### Problem statement
Pick out all lines of the entries that include the word "的面积等于" and copy them.

### Dataset content

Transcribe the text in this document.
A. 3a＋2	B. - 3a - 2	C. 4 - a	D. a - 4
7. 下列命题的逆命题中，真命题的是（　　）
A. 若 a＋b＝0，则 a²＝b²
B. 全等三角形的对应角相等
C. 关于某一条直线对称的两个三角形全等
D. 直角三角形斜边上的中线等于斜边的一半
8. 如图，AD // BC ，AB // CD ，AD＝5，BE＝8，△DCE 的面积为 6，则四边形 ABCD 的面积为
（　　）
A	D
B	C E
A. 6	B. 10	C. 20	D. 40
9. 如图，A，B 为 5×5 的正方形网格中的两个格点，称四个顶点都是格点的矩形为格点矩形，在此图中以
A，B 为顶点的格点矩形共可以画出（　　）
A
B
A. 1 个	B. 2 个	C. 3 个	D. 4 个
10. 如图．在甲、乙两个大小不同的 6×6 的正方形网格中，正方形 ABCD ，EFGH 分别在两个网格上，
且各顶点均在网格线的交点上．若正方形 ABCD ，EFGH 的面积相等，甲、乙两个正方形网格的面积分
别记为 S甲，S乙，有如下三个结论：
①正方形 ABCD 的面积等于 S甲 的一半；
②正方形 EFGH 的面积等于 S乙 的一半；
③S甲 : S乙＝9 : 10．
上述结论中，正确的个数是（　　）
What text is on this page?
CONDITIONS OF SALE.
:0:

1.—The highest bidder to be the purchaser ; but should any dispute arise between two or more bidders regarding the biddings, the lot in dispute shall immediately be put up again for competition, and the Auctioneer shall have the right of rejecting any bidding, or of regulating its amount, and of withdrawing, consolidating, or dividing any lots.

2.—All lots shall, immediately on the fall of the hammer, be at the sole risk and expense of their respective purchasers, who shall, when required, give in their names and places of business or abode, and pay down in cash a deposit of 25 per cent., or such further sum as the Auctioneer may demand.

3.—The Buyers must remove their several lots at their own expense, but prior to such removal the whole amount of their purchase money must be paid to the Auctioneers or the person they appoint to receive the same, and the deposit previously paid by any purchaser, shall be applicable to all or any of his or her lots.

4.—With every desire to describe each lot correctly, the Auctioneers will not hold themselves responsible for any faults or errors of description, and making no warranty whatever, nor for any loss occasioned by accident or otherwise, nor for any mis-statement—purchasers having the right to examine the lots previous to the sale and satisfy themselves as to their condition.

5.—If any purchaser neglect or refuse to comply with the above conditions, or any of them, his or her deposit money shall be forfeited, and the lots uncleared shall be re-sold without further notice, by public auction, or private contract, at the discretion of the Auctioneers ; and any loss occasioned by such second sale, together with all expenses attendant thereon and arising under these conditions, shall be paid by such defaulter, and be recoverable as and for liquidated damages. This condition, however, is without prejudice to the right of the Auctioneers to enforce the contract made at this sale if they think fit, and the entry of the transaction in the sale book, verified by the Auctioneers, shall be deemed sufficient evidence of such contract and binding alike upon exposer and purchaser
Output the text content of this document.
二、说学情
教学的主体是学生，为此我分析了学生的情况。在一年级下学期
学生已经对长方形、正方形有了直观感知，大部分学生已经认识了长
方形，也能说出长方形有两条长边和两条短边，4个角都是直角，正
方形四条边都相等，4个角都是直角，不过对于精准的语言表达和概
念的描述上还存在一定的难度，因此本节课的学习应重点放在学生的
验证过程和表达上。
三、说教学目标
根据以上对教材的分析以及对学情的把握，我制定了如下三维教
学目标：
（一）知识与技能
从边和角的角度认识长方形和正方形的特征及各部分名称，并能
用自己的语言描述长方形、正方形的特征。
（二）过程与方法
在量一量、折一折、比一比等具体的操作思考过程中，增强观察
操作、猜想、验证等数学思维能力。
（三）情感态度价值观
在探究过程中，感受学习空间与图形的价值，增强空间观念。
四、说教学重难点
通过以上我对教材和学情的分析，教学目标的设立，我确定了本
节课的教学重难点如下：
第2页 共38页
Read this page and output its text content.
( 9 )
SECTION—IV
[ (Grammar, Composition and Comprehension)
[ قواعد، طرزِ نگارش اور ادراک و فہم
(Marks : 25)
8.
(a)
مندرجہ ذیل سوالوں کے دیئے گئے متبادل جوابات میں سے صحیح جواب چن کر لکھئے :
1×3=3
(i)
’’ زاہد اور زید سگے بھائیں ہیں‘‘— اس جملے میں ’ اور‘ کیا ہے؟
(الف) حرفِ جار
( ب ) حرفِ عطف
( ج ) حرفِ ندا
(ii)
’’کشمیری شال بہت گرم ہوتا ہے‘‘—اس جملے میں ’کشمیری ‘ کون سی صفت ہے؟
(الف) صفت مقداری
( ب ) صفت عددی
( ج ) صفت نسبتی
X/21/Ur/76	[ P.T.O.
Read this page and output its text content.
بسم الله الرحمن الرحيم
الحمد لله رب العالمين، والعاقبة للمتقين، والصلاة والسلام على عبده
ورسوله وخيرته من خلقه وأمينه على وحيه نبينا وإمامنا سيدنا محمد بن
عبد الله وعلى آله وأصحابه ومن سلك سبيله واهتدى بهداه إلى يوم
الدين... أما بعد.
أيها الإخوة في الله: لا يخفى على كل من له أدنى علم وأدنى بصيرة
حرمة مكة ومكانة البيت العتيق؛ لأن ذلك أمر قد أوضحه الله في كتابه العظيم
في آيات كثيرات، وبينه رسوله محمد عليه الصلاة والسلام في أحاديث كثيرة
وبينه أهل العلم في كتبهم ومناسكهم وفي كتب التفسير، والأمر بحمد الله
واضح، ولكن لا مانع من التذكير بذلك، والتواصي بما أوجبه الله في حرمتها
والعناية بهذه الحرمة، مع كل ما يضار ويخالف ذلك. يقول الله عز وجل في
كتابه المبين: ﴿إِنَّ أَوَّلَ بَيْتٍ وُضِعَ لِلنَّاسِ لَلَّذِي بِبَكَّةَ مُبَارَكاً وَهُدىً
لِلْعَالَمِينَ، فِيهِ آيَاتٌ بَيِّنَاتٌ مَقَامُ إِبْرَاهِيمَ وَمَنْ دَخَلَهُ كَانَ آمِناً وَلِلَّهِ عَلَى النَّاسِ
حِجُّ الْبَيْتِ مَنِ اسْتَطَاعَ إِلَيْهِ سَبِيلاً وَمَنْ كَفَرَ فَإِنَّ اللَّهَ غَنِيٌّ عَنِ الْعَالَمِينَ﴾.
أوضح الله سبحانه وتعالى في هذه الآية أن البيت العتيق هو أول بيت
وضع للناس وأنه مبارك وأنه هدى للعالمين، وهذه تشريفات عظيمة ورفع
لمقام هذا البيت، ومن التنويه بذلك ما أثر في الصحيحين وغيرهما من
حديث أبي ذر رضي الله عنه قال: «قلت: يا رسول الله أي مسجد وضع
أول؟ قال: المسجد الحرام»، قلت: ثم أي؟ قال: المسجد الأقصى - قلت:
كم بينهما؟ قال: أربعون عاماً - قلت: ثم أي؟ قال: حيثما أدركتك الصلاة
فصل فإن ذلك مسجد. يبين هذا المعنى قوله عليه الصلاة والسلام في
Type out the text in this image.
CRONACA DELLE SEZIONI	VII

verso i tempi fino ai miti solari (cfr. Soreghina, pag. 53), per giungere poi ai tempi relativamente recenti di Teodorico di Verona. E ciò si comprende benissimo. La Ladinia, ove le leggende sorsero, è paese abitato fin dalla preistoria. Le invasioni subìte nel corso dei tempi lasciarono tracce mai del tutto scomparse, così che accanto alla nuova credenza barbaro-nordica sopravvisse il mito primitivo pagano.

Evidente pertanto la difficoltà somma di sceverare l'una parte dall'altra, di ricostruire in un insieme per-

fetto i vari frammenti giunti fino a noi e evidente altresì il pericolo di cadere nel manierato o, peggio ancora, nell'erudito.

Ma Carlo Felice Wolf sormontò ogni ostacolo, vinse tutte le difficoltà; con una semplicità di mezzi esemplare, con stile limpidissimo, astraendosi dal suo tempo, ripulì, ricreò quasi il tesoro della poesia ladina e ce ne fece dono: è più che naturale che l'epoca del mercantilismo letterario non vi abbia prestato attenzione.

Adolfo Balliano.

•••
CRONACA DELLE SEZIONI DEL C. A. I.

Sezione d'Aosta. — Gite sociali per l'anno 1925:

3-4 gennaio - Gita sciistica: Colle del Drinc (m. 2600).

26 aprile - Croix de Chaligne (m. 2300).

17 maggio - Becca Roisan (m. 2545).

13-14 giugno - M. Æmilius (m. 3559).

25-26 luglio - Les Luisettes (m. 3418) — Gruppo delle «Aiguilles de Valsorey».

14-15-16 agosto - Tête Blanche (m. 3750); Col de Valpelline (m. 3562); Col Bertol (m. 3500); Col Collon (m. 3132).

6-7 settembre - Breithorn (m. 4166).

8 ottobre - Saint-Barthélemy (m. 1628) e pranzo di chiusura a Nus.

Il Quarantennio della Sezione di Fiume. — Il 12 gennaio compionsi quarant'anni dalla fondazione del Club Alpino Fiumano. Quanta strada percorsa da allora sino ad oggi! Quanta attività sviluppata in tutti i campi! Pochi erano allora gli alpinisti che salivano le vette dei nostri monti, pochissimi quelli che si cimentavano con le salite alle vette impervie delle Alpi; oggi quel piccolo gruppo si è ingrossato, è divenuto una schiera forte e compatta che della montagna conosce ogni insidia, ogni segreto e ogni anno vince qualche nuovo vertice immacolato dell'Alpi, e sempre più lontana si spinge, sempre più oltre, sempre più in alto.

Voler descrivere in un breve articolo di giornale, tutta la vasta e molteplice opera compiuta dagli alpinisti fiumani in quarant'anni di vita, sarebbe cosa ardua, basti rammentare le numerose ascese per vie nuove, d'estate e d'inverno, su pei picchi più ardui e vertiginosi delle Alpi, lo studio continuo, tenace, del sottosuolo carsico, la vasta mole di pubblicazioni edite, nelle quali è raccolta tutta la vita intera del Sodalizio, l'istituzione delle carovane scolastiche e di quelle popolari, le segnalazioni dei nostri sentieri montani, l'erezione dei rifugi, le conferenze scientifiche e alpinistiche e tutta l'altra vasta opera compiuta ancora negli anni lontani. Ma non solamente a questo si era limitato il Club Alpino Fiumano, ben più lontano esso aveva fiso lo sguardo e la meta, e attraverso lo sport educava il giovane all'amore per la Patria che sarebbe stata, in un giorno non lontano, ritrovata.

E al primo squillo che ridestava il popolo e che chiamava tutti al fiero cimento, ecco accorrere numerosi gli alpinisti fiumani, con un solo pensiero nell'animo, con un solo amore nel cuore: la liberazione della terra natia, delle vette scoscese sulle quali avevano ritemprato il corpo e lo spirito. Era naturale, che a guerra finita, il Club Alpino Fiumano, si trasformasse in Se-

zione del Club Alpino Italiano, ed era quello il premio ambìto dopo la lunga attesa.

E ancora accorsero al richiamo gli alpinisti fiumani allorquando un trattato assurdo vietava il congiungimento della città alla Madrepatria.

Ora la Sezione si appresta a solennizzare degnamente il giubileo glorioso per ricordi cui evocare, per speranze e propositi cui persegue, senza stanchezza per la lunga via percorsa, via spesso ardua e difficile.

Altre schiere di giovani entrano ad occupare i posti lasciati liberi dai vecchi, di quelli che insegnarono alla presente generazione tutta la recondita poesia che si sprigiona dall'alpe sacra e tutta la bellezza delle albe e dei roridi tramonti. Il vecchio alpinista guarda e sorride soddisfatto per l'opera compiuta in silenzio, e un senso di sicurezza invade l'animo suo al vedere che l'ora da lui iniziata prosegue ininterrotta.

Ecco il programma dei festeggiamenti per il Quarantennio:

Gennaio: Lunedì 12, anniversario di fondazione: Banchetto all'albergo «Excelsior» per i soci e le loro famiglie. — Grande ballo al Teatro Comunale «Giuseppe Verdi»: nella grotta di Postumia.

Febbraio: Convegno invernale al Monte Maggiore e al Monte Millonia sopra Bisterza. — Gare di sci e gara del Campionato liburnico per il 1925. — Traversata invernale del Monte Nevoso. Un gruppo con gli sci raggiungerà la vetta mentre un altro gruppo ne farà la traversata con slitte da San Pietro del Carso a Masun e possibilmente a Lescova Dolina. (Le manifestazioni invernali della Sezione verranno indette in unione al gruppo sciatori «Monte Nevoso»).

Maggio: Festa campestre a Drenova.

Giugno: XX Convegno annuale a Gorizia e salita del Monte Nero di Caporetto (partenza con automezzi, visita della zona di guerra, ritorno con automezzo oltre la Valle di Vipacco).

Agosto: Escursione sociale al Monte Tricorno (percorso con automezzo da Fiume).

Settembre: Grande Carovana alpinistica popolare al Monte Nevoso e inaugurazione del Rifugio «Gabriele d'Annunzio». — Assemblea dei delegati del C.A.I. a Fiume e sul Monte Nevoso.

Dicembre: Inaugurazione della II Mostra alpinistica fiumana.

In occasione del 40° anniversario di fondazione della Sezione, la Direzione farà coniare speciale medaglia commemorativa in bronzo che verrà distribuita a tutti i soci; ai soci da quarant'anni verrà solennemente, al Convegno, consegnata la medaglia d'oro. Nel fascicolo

### Written solution
①正方形 ABCD 的面积等于 S甲 的一半；
②正方形 EFGH 的面积等于 S乙 的一半；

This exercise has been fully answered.